■ **Exercise data**
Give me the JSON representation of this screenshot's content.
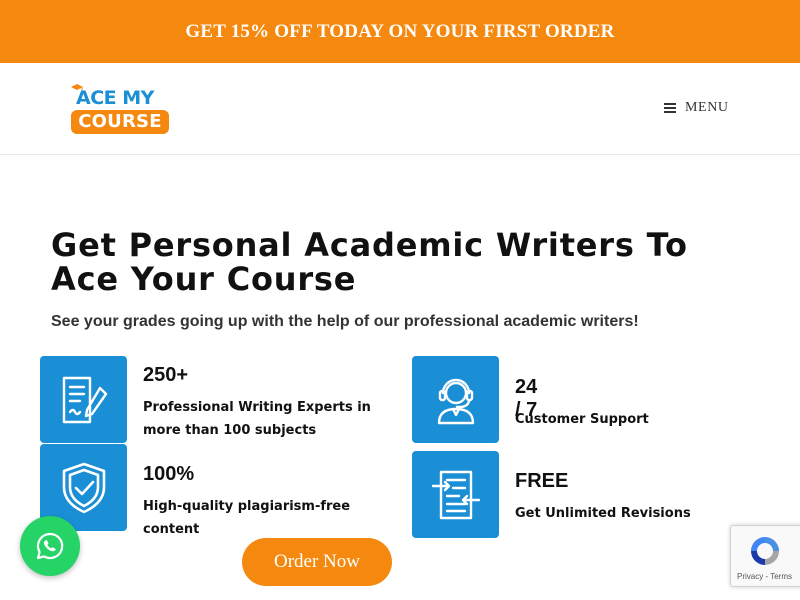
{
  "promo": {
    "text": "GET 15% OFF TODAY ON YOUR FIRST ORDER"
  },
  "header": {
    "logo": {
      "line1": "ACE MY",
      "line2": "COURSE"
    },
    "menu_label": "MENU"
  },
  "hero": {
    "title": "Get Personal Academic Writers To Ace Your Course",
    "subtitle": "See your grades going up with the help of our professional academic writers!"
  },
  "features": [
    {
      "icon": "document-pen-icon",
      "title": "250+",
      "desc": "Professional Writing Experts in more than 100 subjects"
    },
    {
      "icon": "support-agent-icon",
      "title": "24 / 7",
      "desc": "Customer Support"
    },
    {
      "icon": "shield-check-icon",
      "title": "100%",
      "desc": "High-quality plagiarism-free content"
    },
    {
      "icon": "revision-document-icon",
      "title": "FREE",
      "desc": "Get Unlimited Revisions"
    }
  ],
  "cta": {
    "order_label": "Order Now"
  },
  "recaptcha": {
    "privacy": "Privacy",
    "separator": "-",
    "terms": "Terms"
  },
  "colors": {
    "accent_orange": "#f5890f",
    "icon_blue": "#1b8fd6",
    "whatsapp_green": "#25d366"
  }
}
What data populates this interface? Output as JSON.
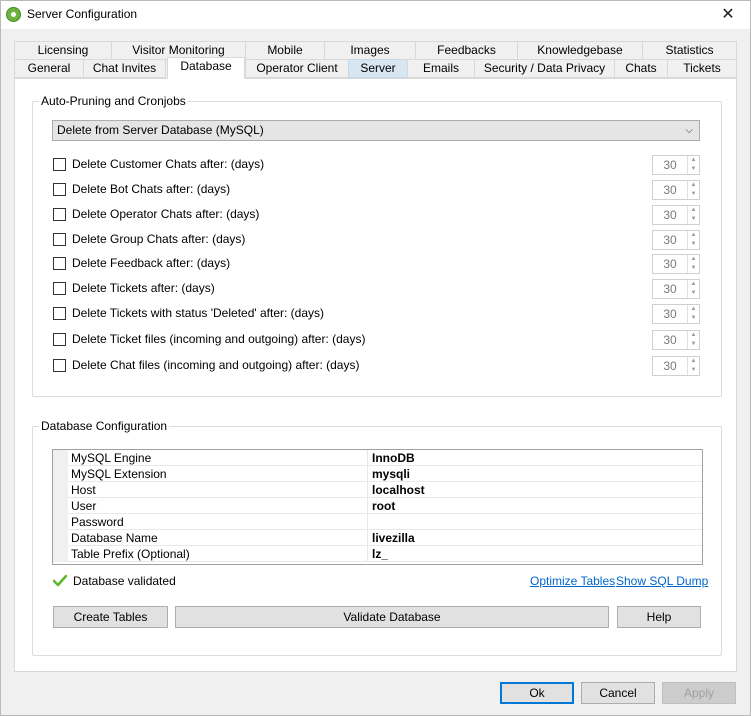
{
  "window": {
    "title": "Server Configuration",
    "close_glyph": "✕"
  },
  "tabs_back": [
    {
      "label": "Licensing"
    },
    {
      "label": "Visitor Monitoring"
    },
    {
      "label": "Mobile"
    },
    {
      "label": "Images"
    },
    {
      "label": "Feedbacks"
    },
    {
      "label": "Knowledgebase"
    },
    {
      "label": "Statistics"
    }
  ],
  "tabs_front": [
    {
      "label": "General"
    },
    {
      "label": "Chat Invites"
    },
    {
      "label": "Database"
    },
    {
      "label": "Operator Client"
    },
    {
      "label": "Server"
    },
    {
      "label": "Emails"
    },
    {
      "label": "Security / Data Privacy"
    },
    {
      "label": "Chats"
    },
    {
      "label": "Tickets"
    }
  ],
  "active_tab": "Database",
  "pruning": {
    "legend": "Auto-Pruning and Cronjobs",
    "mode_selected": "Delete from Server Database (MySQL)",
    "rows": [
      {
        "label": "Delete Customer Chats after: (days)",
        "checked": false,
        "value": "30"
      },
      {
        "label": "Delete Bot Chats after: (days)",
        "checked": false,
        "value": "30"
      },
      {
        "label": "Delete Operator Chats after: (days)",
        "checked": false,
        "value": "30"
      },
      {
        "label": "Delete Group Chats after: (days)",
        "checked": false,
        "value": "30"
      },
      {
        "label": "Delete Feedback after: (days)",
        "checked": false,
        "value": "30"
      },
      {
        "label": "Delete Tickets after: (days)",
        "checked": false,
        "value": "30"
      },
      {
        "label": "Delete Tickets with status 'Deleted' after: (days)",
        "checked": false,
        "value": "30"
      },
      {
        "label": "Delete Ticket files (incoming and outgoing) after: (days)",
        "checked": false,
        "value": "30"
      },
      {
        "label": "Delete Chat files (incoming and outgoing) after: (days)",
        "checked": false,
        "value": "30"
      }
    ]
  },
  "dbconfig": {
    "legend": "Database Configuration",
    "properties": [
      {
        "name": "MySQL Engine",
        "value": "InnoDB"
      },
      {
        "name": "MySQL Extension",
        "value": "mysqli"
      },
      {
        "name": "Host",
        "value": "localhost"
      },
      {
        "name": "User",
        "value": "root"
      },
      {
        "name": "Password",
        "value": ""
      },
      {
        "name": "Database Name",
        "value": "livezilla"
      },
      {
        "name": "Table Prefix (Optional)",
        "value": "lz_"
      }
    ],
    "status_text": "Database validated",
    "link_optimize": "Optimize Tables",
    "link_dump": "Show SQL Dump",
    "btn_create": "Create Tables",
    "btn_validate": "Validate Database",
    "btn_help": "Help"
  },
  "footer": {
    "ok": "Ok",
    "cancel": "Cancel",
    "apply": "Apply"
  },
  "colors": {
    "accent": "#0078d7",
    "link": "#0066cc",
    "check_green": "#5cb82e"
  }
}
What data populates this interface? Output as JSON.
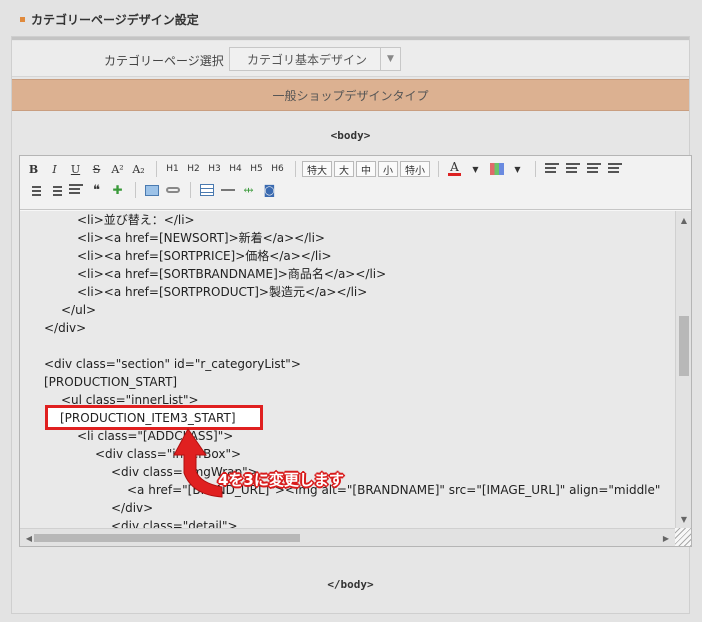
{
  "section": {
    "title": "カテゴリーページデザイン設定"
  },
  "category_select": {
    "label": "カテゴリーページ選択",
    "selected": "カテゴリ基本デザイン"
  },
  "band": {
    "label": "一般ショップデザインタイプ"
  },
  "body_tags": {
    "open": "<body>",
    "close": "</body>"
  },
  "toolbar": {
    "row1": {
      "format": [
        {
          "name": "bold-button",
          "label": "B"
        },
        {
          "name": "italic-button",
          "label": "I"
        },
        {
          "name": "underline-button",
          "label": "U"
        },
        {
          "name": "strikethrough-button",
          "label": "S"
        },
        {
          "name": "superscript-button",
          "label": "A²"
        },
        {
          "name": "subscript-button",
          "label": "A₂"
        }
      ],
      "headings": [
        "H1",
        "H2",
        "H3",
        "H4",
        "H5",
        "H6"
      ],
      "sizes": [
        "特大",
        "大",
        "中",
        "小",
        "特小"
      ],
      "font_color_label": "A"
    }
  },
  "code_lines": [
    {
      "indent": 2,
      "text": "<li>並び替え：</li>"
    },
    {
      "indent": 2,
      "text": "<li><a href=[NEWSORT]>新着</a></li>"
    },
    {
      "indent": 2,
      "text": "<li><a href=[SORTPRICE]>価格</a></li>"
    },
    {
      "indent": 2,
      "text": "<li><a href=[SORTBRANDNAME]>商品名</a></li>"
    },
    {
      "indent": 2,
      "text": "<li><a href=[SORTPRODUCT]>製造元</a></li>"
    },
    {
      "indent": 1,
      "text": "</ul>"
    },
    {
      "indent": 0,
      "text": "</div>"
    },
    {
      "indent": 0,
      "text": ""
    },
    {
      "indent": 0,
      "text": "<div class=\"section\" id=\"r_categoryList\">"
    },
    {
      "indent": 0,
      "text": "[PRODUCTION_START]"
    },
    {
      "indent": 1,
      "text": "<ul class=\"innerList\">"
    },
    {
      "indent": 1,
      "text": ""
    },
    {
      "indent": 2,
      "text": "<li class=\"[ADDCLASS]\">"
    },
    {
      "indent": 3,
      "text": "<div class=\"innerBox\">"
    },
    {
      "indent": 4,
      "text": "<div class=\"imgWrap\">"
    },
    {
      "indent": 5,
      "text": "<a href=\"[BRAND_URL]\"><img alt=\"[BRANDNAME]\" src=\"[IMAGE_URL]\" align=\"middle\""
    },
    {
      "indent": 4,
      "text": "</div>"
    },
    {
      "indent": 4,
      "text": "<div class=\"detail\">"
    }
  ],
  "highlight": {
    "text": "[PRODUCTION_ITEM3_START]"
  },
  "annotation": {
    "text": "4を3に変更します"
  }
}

■ **Exercise requirements**
Repeat the material above in full and unchanged, minus its images.

■ **Response below**
Give me the JSON representation of this screenshot's content.
{
  "promo": {
    "text": "GET 15% OFF TODAY ON YOUR FIRST ORDER"
  },
  "header": {
    "logo": {
      "line1": "ACE MY",
      "line2": "COURSE"
    },
    "menu_label": "MENU"
  },
  "hero": {
    "title": "Get Personal Academic Writers To Ace Your Course",
    "subtitle": "See your grades going up with the help of our professional academic writers!"
  },
  "features": [
    {
      "icon": "document-pen-icon",
      "title": "250+",
      "desc": "Professional Writing Experts in more than 100 subjects"
    },
    {
      "icon": "support-agent-icon",
      "title": "24 / 7",
      "desc": "Customer Support"
    },
    {
      "icon": "shield-check-icon",
      "title": "100%",
      "desc": "High-quality plagiarism-free content"
    },
    {
      "icon": "revision-document-icon",
      "title": "FREE",
      "desc": "Get Unlimited Revisions"
    }
  ],
  "cta": {
    "order_label": "Order Now"
  },
  "recaptcha": {
    "privacy": "Privacy",
    "separator": "-",
    "terms": "Terms"
  },
  "colors": {
    "accent_orange": "#f5890f",
    "icon_blue": "#1b8fd6",
    "whatsapp_green": "#25d366"
  }
}
What data populates this interface? Output as JSON.
{
  "window": {
    "title": "Server Configuration",
    "close_glyph": "✕"
  },
  "tabs_back": [
    {
      "label": "Licensing"
    },
    {
      "label": "Visitor Monitoring"
    },
    {
      "label": "Mobile"
    },
    {
      "label": "Images"
    },
    {
      "label": "Feedbacks"
    },
    {
      "label": "Knowledgebase"
    },
    {
      "label": "Statistics"
    }
  ],
  "tabs_front": [
    {
      "label": "General"
    },
    {
      "label": "Chat Invites"
    },
    {
      "label": "Database"
    },
    {
      "label": "Operator Client"
    },
    {
      "label": "Server"
    },
    {
      "label": "Emails"
    },
    {
      "label": "Security / Data Privacy"
    },
    {
      "label": "Chats"
    },
    {
      "label": "Tickets"
    }
  ],
  "active_tab": "Database",
  "pruning": {
    "legend": "Auto-Pruning and Cronjobs",
    "mode_selected": "Delete from Server Database (MySQL)",
    "rows": [
      {
        "label": "Delete Customer Chats after: (days)",
        "checked": false,
        "value": "30"
      },
      {
        "label": "Delete Bot Chats after: (days)",
        "checked": false,
        "value": "30"
      },
      {
        "label": "Delete Operator Chats after: (days)",
        "checked": false,
        "value": "30"
      },
      {
        "label": "Delete Group Chats after: (days)",
        "checked": false,
        "value": "30"
      },
      {
        "label": "Delete Feedback after: (days)",
        "checked": false,
        "value": "30"
      },
      {
        "label": "Delete Tickets after: (days)",
        "checked": false,
        "value": "30"
      },
      {
        "label": "Delete Tickets with status 'Deleted' after: (days)",
        "checked": false,
        "value": "30"
      },
      {
        "label": "Delete Ticket files (incoming and outgoing) after: (days)",
        "checked": false,
        "value": "30"
      },
      {
        "label": "Delete Chat files (incoming and outgoing) after: (days)",
        "checked": false,
        "value": "30"
      }
    ]
  },
  "dbconfig": {
    "legend": "Database Configuration",
    "properties": [
      {
        "name": "MySQL Engine",
        "value": "InnoDB"
      },
      {
        "name": "MySQL Extension",
        "value": "mysqli"
      },
      {
        "name": "Host",
        "value": "localhost"
      },
      {
        "name": "User",
        "value": "root"
      },
      {
        "name": "Password",
        "value": ""
      },
      {
        "name": "Database Name",
        "value": "livezilla"
      },
      {
        "name": "Table Prefix (Optional)",
        "value": "lz_"
      }
    ],
    "status_text": "Database validated",
    "link_optimize": "Optimize Tables",
    "link_dump": "Show SQL Dump",
    "btn_create": "Create Tables",
    "btn_validate": "Validate Database",
    "btn_help": "Help"
  },
  "footer": {
    "ok": "Ok",
    "cancel": "Cancel",
    "apply": "Apply"
  },
  "colors": {
    "accent": "#0078d7",
    "link": "#0066cc",
    "check_green": "#5cb82e"
  }
}
What data populates this interface? Output as JSON.
{
  "section": {
    "title": "カテゴリーページデザイン設定"
  },
  "category_select": {
    "label": "カテゴリーページ選択",
    "selected": "カテゴリ基本デザイン"
  },
  "band": {
    "label": "一般ショップデザインタイプ"
  },
  "body_tags": {
    "open": "<body>",
    "close": "</body>"
  },
  "toolbar": {
    "row1": {
      "format": [
        {
          "name": "bold-button",
          "label": "B"
        },
        {
          "name": "italic-button",
          "label": "I"
        },
        {
          "name": "underline-button",
          "label": "U"
        },
        {
          "name": "strikethrough-button",
          "label": "S"
        },
        {
          "name": "superscript-button",
          "label": "A²"
        },
        {
          "name": "subscript-button",
          "label": "A₂"
        }
      ],
      "headings": [
        "H1",
        "H2",
        "H3",
        "H4",
        "H5",
        "H6"
      ],
      "sizes": [
        "特大",
        "大",
        "中",
        "小",
        "特小"
      ],
      "font_color_label": "A"
    }
  },
  "code_lines": [
    {
      "indent": 2,
      "text": "<li>並び替え：</li>"
    },
    {
      "indent": 2,
      "text": "<li><a href=[NEWSORT]>新着</a></li>"
    },
    {
      "indent": 2,
      "text": "<li><a href=[SORTPRICE]>価格</a></li>"
    },
    {
      "indent": 2,
      "text": "<li><a href=[SORTBRANDNAME]>商品名</a></li>"
    },
    {
      "indent": 2,
      "text": "<li><a href=[SORTPRODUCT]>製造元</a></li>"
    },
    {
      "indent": 1,
      "text": "</ul>"
    },
    {
      "indent": 0,
      "text": "</div>"
    },
    {
      "indent": 0,
      "text": ""
    },
    {
      "indent": 0,
      "text": "<div class=\"section\" id=\"r_categoryList\">"
    },
    {
      "indent": 0,
      "text": "[PRODUCTION_START]"
    },
    {
      "indent": 1,
      "text": "<ul class=\"innerList\">"
    },
    {
      "indent": 1,
      "text": ""
    },
    {
      "indent": 2,
      "text": "<li class=\"[ADDCLASS]\">"
    },
    {
      "indent": 3,
      "text": "<div class=\"innerBox\">"
    },
    {
      "indent": 4,
      "text": "<div class=\"imgWrap\">"
    },
    {
      "indent": 5,
      "text": "<a href=\"[BRAND_URL]\"><img alt=\"[BRANDNAME]\" src=\"[IMAGE_URL]\" align=\"middle\""
    },
    {
      "indent": 4,
      "text": "</div>"
    },
    {
      "indent": 4,
      "text": "<div class=\"detail\">"
    }
  ],
  "highlight": {
    "text": "[PRODUCTION_ITEM3_START]"
  },
  "annotation": {
    "text": "4を3に変更します"
  }
}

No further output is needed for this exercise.